# Material for the task start

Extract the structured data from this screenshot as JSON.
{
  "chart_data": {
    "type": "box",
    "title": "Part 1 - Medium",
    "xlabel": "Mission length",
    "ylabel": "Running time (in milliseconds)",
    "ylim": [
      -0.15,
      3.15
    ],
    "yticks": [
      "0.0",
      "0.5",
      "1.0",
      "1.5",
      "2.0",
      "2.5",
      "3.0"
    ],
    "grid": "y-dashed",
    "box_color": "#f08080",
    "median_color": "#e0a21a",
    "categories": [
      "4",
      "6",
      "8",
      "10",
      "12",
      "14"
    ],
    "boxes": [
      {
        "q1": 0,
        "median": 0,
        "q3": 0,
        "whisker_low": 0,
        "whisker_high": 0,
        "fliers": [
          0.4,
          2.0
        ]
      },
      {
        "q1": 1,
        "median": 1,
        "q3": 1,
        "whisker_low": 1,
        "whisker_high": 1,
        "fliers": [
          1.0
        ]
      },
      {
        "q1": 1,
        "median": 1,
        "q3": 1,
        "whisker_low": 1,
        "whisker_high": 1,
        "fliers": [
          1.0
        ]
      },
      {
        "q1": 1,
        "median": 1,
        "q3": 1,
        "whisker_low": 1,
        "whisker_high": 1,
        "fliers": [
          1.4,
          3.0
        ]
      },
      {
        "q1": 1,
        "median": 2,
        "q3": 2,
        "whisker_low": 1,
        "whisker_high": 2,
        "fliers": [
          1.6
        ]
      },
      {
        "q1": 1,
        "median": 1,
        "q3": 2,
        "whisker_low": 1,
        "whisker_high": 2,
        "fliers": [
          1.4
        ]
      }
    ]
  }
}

# Material for the task end

Goal of the exercise: Output all of the data again. Match it exactly.

Completed exercise:
Extract the structured data from this screenshot as JSON.
{
  "chart_data": {
    "type": "box",
    "title": "Part 1 - Medium",
    "xlabel": "Mission length",
    "ylabel": "Running time (in milliseconds)",
    "ylim": [
      -0.15,
      3.15
    ],
    "yticks": [
      "0.0",
      "0.5",
      "1.0",
      "1.5",
      "2.0",
      "2.5",
      "3.0"
    ],
    "grid": "y-dashed",
    "box_color": "#f08080",
    "median_color": "#e0a21a",
    "categories": [
      "4",
      "6",
      "8",
      "10",
      "12",
      "14"
    ],
    "boxes": [
      {
        "q1": 0,
        "median": 0,
        "q3": 0,
        "whisker_low": 0,
        "whisker_high": 0,
        "fliers": [
          0.4,
          2.0
        ]
      },
      {
        "q1": 1,
        "median": 1,
        "q3": 1,
        "whisker_low": 1,
        "whisker_high": 1,
        "fliers": [
          1.0
        ]
      },
      {
        "q1": 1,
        "median": 1,
        "q3": 1,
        "whisker_low": 1,
        "whisker_high": 1,
        "fliers": [
          1.0
        ]
      },
      {
        "q1": 1,
        "median": 1,
        "q3": 1,
        "whisker_low": 1,
        "whisker_high": 1,
        "fliers": [
          1.4,
          3.0
        ]
      },
      {
        "q1": 1,
        "median": 2,
        "q3": 2,
        "whisker_low": 1,
        "whisker_high": 2,
        "fliers": [
          1.6
        ]
      },
      {
        "q1": 1,
        "median": 1,
        "q3": 2,
        "whisker_low": 1,
        "whisker_high": 2,
        "fliers": [
          1.4
        ]
      }
    ]
  }
}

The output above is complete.